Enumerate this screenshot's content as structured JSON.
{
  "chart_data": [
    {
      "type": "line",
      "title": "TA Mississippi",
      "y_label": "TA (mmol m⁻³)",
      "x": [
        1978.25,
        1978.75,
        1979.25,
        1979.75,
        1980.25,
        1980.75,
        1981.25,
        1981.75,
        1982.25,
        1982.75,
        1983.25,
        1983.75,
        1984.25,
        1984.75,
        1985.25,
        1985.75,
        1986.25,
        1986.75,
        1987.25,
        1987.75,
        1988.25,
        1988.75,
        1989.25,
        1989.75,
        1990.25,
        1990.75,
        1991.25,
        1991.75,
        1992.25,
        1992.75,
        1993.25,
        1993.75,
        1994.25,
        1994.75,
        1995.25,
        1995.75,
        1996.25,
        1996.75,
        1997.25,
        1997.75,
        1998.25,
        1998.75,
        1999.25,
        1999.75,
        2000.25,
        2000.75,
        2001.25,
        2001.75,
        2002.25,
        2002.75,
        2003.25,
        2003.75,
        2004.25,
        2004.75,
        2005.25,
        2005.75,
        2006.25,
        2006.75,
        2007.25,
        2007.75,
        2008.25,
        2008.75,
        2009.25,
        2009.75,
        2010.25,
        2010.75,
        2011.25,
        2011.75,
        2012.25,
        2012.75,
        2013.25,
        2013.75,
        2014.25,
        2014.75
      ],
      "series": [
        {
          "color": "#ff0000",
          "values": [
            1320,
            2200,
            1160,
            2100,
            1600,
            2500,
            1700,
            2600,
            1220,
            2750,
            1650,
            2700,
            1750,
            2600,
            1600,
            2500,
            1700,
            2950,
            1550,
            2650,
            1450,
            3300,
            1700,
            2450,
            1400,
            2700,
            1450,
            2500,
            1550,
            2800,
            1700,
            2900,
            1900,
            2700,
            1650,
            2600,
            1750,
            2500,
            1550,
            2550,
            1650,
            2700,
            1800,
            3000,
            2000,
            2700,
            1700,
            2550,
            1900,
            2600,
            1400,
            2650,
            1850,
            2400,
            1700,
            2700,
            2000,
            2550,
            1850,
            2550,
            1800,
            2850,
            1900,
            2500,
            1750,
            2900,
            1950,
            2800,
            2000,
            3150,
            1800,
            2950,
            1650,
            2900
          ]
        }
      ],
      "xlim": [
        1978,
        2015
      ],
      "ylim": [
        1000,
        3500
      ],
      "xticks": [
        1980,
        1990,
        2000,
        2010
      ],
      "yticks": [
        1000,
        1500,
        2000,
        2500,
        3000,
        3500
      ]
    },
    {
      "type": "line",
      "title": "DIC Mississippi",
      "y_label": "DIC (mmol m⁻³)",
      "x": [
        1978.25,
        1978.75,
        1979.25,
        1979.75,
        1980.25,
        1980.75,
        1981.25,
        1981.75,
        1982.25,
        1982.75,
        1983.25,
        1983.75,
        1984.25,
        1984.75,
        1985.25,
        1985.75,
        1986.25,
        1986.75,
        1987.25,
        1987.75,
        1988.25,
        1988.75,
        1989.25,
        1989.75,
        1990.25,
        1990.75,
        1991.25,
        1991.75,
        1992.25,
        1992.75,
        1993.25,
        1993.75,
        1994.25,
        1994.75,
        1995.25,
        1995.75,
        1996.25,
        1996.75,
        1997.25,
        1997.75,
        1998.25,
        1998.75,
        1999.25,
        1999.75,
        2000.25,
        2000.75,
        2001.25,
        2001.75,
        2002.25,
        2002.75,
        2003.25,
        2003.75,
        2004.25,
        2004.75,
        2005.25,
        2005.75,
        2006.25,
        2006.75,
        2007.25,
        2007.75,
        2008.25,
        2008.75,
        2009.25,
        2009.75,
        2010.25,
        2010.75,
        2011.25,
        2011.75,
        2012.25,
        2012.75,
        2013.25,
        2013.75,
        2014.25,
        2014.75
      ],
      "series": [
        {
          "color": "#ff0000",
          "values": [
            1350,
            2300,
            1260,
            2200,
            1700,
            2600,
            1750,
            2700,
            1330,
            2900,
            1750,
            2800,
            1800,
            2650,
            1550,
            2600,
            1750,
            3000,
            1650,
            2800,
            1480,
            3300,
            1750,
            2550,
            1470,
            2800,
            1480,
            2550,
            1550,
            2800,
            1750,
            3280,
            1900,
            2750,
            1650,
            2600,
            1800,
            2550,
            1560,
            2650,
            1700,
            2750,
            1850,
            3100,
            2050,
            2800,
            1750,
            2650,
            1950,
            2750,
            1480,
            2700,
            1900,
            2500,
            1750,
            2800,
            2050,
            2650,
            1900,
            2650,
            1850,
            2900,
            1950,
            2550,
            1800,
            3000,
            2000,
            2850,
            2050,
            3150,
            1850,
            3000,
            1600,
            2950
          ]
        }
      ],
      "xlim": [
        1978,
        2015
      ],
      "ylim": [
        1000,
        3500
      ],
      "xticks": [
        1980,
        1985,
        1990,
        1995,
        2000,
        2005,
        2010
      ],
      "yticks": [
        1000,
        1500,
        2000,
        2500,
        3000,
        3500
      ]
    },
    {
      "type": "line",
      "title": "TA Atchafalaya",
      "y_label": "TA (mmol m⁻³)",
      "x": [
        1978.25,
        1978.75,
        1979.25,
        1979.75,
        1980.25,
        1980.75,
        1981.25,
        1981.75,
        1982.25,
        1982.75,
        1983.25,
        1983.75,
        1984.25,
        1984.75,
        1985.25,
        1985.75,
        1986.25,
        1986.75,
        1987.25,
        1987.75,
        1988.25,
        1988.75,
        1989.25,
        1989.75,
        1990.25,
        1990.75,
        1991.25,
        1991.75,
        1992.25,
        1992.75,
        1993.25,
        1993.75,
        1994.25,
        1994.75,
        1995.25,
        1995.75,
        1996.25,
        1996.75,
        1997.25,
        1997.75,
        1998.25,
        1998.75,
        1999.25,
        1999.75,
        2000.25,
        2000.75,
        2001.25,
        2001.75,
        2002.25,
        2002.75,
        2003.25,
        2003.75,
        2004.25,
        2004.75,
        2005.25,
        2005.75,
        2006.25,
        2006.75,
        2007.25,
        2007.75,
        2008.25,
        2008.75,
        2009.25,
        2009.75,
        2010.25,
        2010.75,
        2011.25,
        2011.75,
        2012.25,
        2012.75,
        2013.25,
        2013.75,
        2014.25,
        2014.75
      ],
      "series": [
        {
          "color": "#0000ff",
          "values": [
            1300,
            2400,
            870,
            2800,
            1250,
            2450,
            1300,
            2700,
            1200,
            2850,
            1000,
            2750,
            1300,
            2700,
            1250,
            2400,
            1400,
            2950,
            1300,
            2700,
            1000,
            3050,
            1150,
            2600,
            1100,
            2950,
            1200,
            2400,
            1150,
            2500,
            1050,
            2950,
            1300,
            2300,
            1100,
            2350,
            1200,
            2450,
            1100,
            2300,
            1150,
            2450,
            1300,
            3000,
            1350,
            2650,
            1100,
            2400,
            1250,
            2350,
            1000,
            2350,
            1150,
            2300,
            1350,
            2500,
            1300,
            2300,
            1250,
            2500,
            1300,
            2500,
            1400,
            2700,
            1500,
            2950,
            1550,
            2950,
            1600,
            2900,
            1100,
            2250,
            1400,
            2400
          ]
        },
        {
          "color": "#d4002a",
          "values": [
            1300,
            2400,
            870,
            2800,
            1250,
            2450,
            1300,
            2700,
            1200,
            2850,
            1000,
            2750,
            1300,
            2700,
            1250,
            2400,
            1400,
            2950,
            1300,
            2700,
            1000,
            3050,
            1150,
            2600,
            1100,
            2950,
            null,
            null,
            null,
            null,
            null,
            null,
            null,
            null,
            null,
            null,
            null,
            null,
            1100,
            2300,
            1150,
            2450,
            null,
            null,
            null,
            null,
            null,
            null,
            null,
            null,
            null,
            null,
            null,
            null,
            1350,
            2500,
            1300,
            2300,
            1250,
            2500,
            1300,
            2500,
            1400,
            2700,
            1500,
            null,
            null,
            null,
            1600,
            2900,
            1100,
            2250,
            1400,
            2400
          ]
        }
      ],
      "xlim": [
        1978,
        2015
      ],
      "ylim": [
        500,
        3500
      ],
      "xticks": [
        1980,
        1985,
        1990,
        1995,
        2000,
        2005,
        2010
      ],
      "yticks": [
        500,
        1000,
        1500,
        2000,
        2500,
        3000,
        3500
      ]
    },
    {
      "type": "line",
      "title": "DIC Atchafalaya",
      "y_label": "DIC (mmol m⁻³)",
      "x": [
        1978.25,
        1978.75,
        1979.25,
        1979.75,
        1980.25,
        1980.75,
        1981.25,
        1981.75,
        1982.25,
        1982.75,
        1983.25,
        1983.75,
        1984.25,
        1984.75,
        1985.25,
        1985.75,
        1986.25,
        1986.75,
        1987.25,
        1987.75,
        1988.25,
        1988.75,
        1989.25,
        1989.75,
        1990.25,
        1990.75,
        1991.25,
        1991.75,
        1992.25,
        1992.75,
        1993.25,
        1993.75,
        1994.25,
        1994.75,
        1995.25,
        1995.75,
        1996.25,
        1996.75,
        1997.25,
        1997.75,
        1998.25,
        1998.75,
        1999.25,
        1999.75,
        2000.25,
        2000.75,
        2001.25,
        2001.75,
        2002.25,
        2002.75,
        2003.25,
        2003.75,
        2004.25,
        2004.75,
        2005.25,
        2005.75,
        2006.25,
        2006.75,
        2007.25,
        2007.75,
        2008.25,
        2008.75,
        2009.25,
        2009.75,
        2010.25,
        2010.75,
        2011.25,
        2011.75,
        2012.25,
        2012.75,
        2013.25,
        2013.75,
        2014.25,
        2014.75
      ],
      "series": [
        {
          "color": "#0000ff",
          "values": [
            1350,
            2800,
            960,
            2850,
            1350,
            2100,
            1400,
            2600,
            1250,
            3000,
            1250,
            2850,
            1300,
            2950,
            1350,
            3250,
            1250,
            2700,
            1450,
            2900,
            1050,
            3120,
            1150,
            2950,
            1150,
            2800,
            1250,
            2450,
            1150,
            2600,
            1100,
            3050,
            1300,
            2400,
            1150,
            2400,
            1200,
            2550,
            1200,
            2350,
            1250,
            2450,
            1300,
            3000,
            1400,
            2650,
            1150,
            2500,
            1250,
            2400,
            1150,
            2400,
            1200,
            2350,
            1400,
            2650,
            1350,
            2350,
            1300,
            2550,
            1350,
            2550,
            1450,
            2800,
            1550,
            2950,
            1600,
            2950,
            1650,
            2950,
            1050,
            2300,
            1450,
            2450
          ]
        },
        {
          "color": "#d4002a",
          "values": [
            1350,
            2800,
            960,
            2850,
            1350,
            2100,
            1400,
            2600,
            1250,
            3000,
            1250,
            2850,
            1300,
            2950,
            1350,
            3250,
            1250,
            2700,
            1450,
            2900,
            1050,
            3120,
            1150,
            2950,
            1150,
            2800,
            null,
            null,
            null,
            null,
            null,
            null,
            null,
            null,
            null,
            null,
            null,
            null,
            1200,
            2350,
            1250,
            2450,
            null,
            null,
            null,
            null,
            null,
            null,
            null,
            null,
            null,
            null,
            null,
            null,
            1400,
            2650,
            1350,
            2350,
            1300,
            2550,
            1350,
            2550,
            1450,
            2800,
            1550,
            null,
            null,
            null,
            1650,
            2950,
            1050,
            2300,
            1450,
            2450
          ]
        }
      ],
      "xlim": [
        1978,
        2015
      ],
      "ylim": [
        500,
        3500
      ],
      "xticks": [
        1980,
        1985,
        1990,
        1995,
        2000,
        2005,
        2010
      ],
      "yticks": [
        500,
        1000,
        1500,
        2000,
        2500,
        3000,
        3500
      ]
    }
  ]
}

- _Exercise requirements_
Reproduce each line of the entries in which the word "Mississippi" is found.

- _Written response_
      "title": "TA Mississippi",
      "title": "DIC Mississippi",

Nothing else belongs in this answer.